▶ **Record list**:

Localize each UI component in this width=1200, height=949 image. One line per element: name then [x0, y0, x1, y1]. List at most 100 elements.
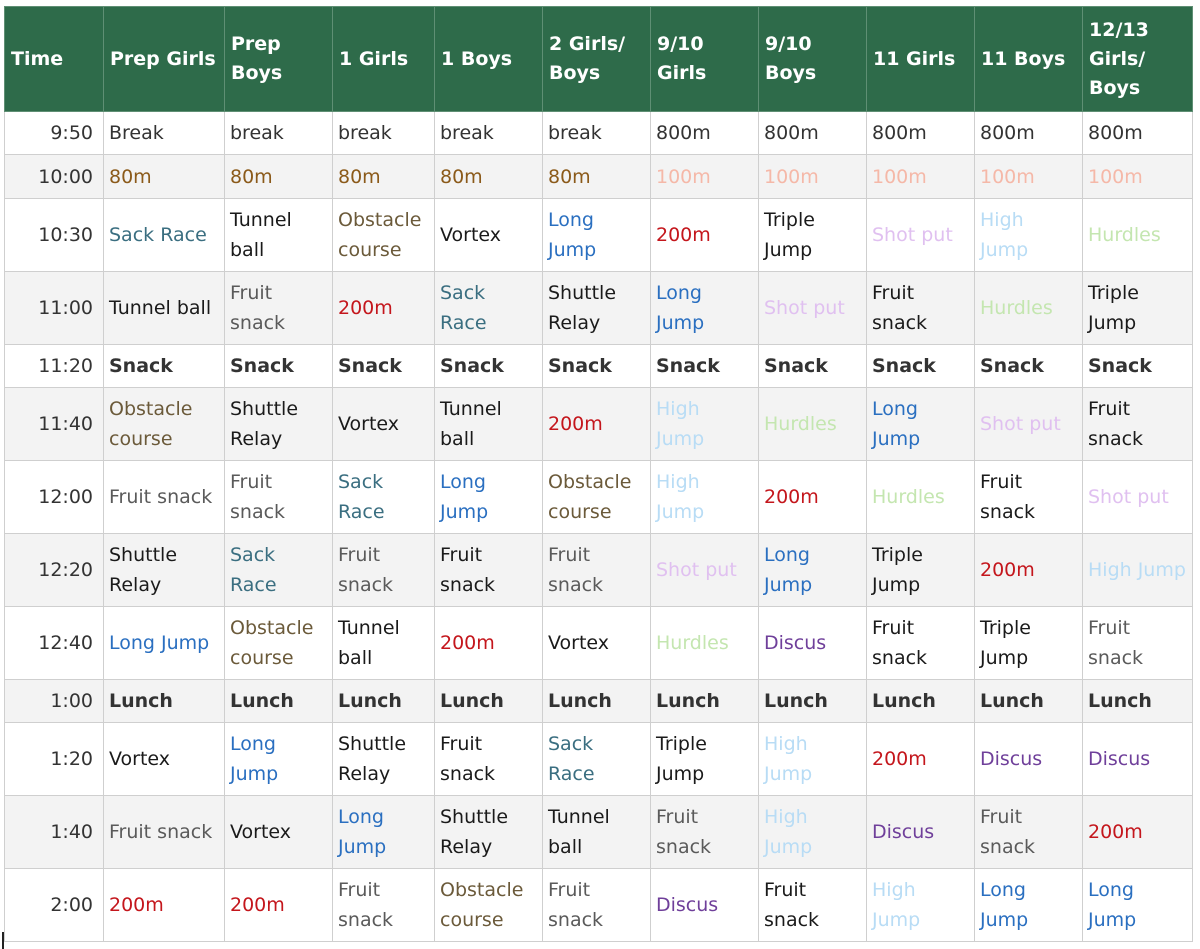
activity-cell: Discus [974, 722, 1083, 796]
activity-cell: High Jump [758, 722, 867, 796]
activity-cell: Shot put [866, 198, 975, 272]
activity-cell: Lunch [1082, 679, 1193, 723]
activity-cell: Snack [650, 344, 759, 388]
activity-cell: Vortex [434, 198, 543, 272]
activity-cell: 200m [650, 198, 759, 272]
activity-cell: Snack [542, 344, 651, 388]
activity-cell: Fruit snack [1082, 387, 1193, 461]
table-row: 2:00 200m 200m Fruit snack Obstacle course Fr… [4, 868, 1193, 942]
activity-cell: Fruit snack [974, 795, 1083, 869]
time-cell: 11:00 [4, 271, 104, 345]
header-group: 11 Boys [974, 6, 1083, 112]
activity-cell: 200m [866, 722, 975, 796]
activity-cell: break [332, 111, 435, 155]
activity-cell: 200m [434, 606, 543, 680]
activity-cell: Long Jump [974, 868, 1083, 942]
activity-cell: Snack [866, 344, 975, 388]
time-cell: 11:40 [4, 387, 104, 461]
activity-cell: Hurdles [1082, 198, 1193, 272]
table-row: 9:50 Break break break break break 800m 800m 800… [4, 111, 1193, 155]
time-cell: 11:20 [4, 344, 104, 388]
activity-cell: 200m [103, 868, 225, 942]
activity-cell: Break [103, 111, 225, 155]
activity-cell: Long Jump [542, 198, 651, 272]
activity-cell: Lunch [866, 679, 975, 723]
activity-cell: Shuttle Relay [224, 387, 333, 461]
activity-cell: Snack [434, 344, 543, 388]
time-cell: 10:30 [4, 198, 104, 272]
table-row: 1:00 Lunch Lunch Lunch Lunch Lunch Lunch Lunch L… [4, 679, 1193, 723]
header-group: Prep Boys [224, 6, 333, 112]
activity-cell: Lunch [542, 679, 651, 723]
table-row: 1:40 Fruit snack Vortex Long Jump Shuttle Re… [4, 795, 1193, 869]
activity-cell: Lunch [103, 679, 225, 723]
activity-cell: 100m [1082, 154, 1193, 199]
time-cell: 9:50 [4, 111, 104, 155]
header-group: 1 Girls [332, 6, 435, 112]
activity-cell: Lunch [434, 679, 543, 723]
activity-cell: Fruit snack [332, 533, 435, 607]
table-row: 10:00 80m 80m 80m 80m 80m 100m 100m 100m 100m 100m [4, 154, 1193, 199]
activity-cell: High Jump [974, 198, 1083, 272]
activity-cell: 800m [758, 111, 867, 155]
activity-cell: Shot put [1082, 460, 1193, 534]
activity-cell: Discus [866, 795, 975, 869]
header-group: 11 Girls [866, 6, 975, 112]
activity-cell: 200m [332, 271, 435, 345]
activity-cell: Fruit snack [332, 868, 435, 942]
activity-cell: 200m [974, 533, 1083, 607]
activity-cell: Shot put [650, 533, 759, 607]
activity-cell: 800m [866, 111, 975, 155]
activity-cell: Tunnel ball [224, 198, 333, 272]
table-row: 11:40 Obstacle course Shuttle Relay Vortex T… [4, 387, 1193, 461]
table-row: 11:00 Tunnel ball Fruit snack 200m Sack Race… [4, 271, 1193, 345]
activity-cell: Long Jump [866, 387, 975, 461]
schedule-header: Time Prep Girls Prep Boys 1 Girls 1 Boys 2 Gi… [4, 6, 1193, 112]
activity-cell: 200m [1082, 795, 1193, 869]
activity-cell: Sack Race [332, 460, 435, 534]
activity-cell: Hurdles [650, 606, 759, 680]
activity-cell: 800m [650, 111, 759, 155]
activity-cell: High Jump [1082, 533, 1193, 607]
activity-cell: 800m [974, 111, 1083, 155]
activity-cell: Sack Race [224, 533, 333, 607]
header-group: 9/10 Girls [650, 6, 759, 112]
activity-cell: Snack [103, 344, 225, 388]
activity-cell: Shot put [758, 271, 867, 345]
activity-cell: Fruit snack [758, 868, 867, 942]
activity-cell: Long Jump [332, 795, 435, 869]
table-row: 1:20 Vortex Long Jump Shuttle Relay Fruit sn… [4, 722, 1193, 796]
schedule-body: 9:50 Break break break break break 800m 800m 800… [4, 111, 1193, 942]
activity-cell: Snack [974, 344, 1083, 388]
activity-cell: Fruit snack [103, 795, 225, 869]
activity-cell: Hurdles [974, 271, 1083, 345]
activity-cell: Snack [332, 344, 435, 388]
activity-cell: Sack Race [434, 271, 543, 345]
time-cell: 10:00 [4, 154, 104, 199]
time-cell: 12:40 [4, 606, 104, 680]
header-time: Time [4, 6, 104, 112]
activity-cell: Fruit snack [542, 533, 651, 607]
activity-cell: High Jump [758, 795, 867, 869]
table-row: 11:20 Snack Snack Snack Snack Snack Snack Snack… [4, 344, 1193, 388]
activity-cell: Fruit snack [974, 460, 1083, 534]
table-row: 12:40 Long Jump Obstacle course Tunnel ball… [4, 606, 1193, 680]
activity-cell: 80m [224, 154, 333, 199]
time-cell: 1:40 [4, 795, 104, 869]
activity-cell: Lunch [224, 679, 333, 723]
activity-cell: Triple Jump [650, 722, 759, 796]
activity-cell: Shuttle Relay [434, 795, 543, 869]
activity-cell: Vortex [103, 722, 225, 796]
activity-cell: 200m [224, 868, 333, 942]
activity-cell: Snack [224, 344, 333, 388]
activity-cell: Shuttle Relay [332, 722, 435, 796]
table-row: 12:00 Fruit snack Fruit snack Sack Race Long… [4, 460, 1193, 534]
activity-cell: High Jump [650, 460, 759, 534]
activity-cell: Long Jump [758, 533, 867, 607]
time-cell: 2:00 [4, 868, 104, 942]
activity-cell: Tunnel ball [542, 795, 651, 869]
activity-cell: 80m [434, 154, 543, 199]
activity-cell: Tunnel ball [103, 271, 225, 345]
activity-cell: Lunch [332, 679, 435, 723]
activity-cell: 80m [542, 154, 651, 199]
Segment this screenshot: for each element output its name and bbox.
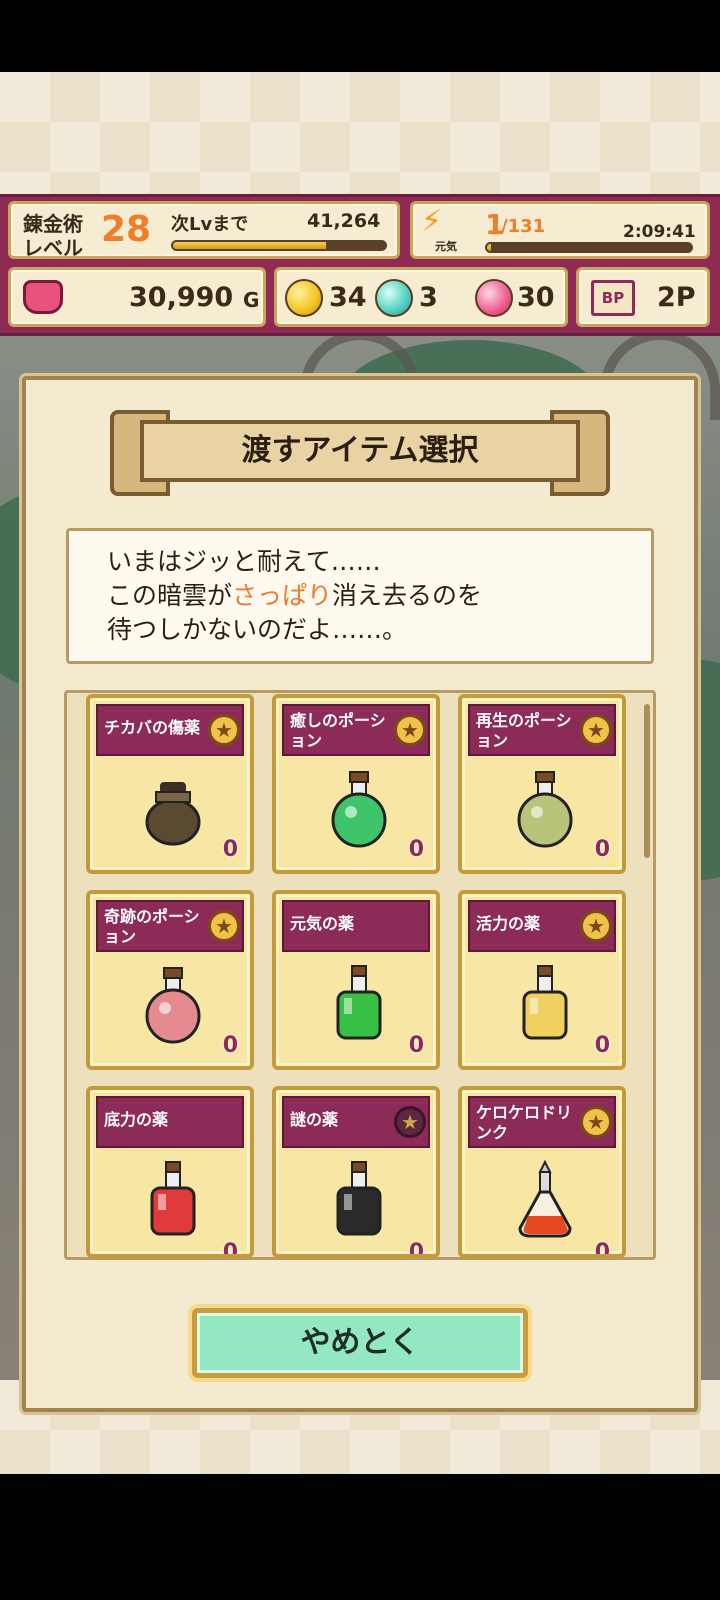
stamina-icon-label: 元気 [435,240,457,253]
star-icon: ★ [394,1106,426,1138]
item-quantity: 0 [594,1240,610,1258]
exp-progress-fill [173,242,326,249]
yellow-bottle-icon [502,960,588,1048]
stamina-timer: 2:09:41 [623,222,696,242]
star-icon: ★ [580,910,612,942]
item-quantity: 0 [408,1240,424,1258]
cyan-orb-icon [375,279,413,317]
gold-value: 30,990 [129,282,234,313]
yellow-orb-icon [285,279,323,317]
pink-orb-icon [475,279,513,317]
background-pattern [0,72,720,198]
gold-panel: 30,990 G [8,267,266,327]
purse-icon [23,280,63,314]
bp-panel: BP 2P [576,267,710,327]
item-card[interactable]: チカバの傷薬 ★ 0 [86,694,254,874]
green-bottle-icon [316,960,402,1048]
item-card[interactable]: 謎の薬 ★ 0 [272,1086,440,1258]
status-hud: 錬金術 レベル 28 次Lvまで 41,264 ⚡ 元気 1 /131 2:09… [0,194,720,336]
gold-unit: G [243,288,260,312]
orb-panel: 34 3 30 [274,267,568,327]
stamina-max: /131 [501,216,546,237]
black-bottle-icon [316,1156,402,1244]
pouch-icon [130,764,216,852]
title-banner: 渡すアイテム選択 [110,410,610,500]
cancel-button[interactable]: やめとく [192,1308,528,1378]
level-panel: 錬金術 レベル 28 次Lvまで 41,264 [8,201,400,260]
star-icon: ★ [208,910,240,942]
status-bar [0,0,720,72]
item-quantity: 0 [222,1033,238,1058]
stamina-panel: ⚡ 元気 1 /131 2:09:41 [410,201,710,259]
star-icon: ★ [580,714,612,746]
item-quantity: 0 [222,1240,238,1258]
exp-progress-bar [171,240,387,251]
red-bottle-icon [130,1156,216,1244]
star-icon: ★ [208,714,240,746]
message-line-2: この暗雲がさっぱり消え去るのを [107,581,483,610]
lightning-icon: ⚡ [421,204,443,239]
item-card[interactable]: ケロケロドリンク ★ 0 [458,1086,626,1258]
bp-value: 2P [657,282,696,313]
item-quantity: 0 [594,1033,610,1058]
item-card[interactable]: 底力の薬 0 [86,1086,254,1258]
olive-potion-icon [502,764,588,852]
item-quantity: 0 [594,837,610,862]
next-level-label: 次Lvまで [171,214,249,235]
star-icon: ★ [394,714,426,746]
cyan-orb-count: 3 [419,282,438,313]
pink-orb-count: 30 [517,282,555,313]
item-card[interactable]: 再生のポーション ★ 0 [458,694,626,874]
navigation-bar [0,1474,720,1600]
bp-icon: BP [591,280,635,316]
flask-icon [502,1156,588,1244]
dialog-title: 渡すアイテム選択 [241,433,479,468]
item-name: 元気の薬 [282,900,430,952]
item-name: 底力の薬 [96,1096,244,1148]
message-line-3: 待つしかないのだよ……。 [107,615,408,644]
message-line-1: いまはジッと耐えて…… [107,547,381,576]
stamina-progress-bar [485,242,693,253]
level-value: 28 [101,209,152,250]
pink-potion-icon [130,960,216,1048]
item-quantity: 0 [222,837,238,862]
stamina-progress-fill [487,244,492,251]
yellow-orb-count: 34 [329,282,367,313]
item-card[interactable]: 癒しのポーション ★ 0 [272,694,440,874]
message-highlight: さっぱり [232,581,333,610]
item-quantity: 0 [408,1033,424,1058]
star-icon: ★ [580,1106,612,1138]
item-card[interactable]: 活力の薬 ★ 0 [458,890,626,1070]
item-quantity: 0 [408,837,424,862]
exp-remaining: 41,264 [307,210,381,232]
alchemy-level-label-line2: レベル [23,236,83,260]
dialog-message: いまはジッと耐えて…… この暗雲がさっぱり消え去るのを 待つしかないのだよ……。 [66,528,654,664]
item-card[interactable]: 奇跡のポーション ★ 0 [86,890,254,1070]
item-grid-scrollbar[interactable] [644,704,650,858]
item-card[interactable]: 元気の薬 0 [272,890,440,1070]
green-potion-icon [316,764,402,852]
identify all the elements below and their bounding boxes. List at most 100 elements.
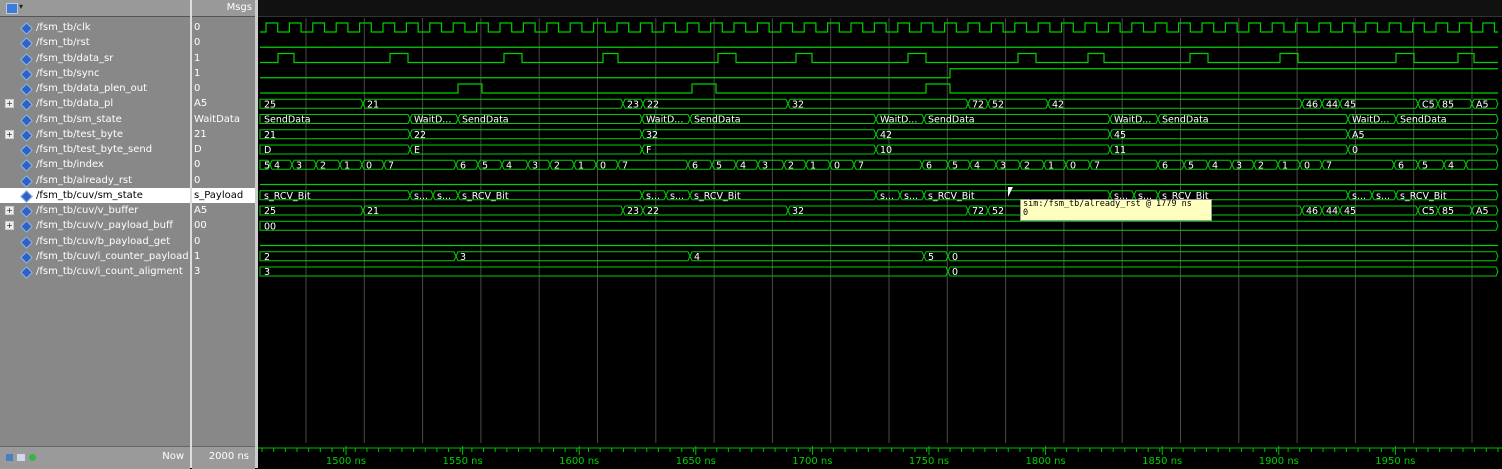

▶ **Short exercise**:
Return, unchanged, every line starting with the one that contains "stamina-icon-label: 元気 [435,240,457,253]" and going on through the one that contains "star-icon: ★ [394,714,426,746]", with both of those lines included.

▶ **The output**:
stamina-icon-label: 元気 [435,240,457,253]
star-icon: ★ [394,1106,426,1138]
item-quantity: 0 [594,1240,610,1258]
exp-progress-fill [173,242,326,249]
yellow-bottle-icon [502,960,588,1048]
stamina-timer: 2:09:41 [623,222,696,242]
star-icon: ★ [580,910,612,942]
item-quantity: 0 [408,1240,424,1258]
cyan-orb-icon [375,279,413,317]
gold-value: 30,990 [129,282,234,313]
yellow-orb-icon [285,279,323,317]
pink-orb-icon [475,279,513,317]
background-pattern [0,72,720,198]
gold-panel: 30,990 G [8,267,266,327]
purse-icon [23,280,63,314]
bp-panel: BP 2P [576,267,710,327]
item-card[interactable]: チカバの傷薬 ★ 0 [86,694,254,874]
green-bottle-icon [316,960,402,1048]
item-card[interactable]: 謎の薬 ★ 0 [272,1086,440,1258]
status-hud: 錬金術 レベル 28 次Lvまで 41,264 ⚡ 元気 1 /131 2:09… [0,194,720,336]
gold-unit: G [243,288,260,312]
orb-panel: 34 3 30 [274,267,568,327]
stamina-max: /131 [501,216,546,237]
black-bottle-icon [316,1156,402,1244]
pouch-icon [130,764,216,852]
title-banner: 渡すアイテム選択 [110,410,610,500]
cancel-button[interactable]: やめとく [192,1308,528,1378]
level-panel: 錬金術 レベル 28 次Lvまで 41,264 [8,201,400,260]
star-icon: ★ [208,910,240,942]
status-bar [0,0,720,72]
item-quantity: 0 [222,1033,238,1058]
stamina-panel: ⚡ 元気 1 /131 2:09:41 [410,201,710,259]
star-icon: ★ [580,714,612,746]
item-quantity: 0 [222,1240,238,1258]
exp-progress-bar [171,240,387,251]
red-bottle-icon [130,1156,216,1244]
star-icon: ★ [208,714,240,746]
message-line-2: この暗雲がさっぱり消え去るのを [107,581,483,610]
lightning-icon: ⚡ [421,204,443,239]
item-card[interactable]: ケロケロドリンク ★ 0 [458,1086,626,1258]
bp-value: 2P [657,282,696,313]
item-quantity: 0 [594,1033,610,1058]
item-card[interactable]: 底力の薬 0 [86,1086,254,1258]
olive-potion-icon [502,764,588,852]
item-quantity: 0 [594,837,610,862]
next-level-label: 次Lvまで [171,214,249,235]
star-icon: ★ [394,714,426,746]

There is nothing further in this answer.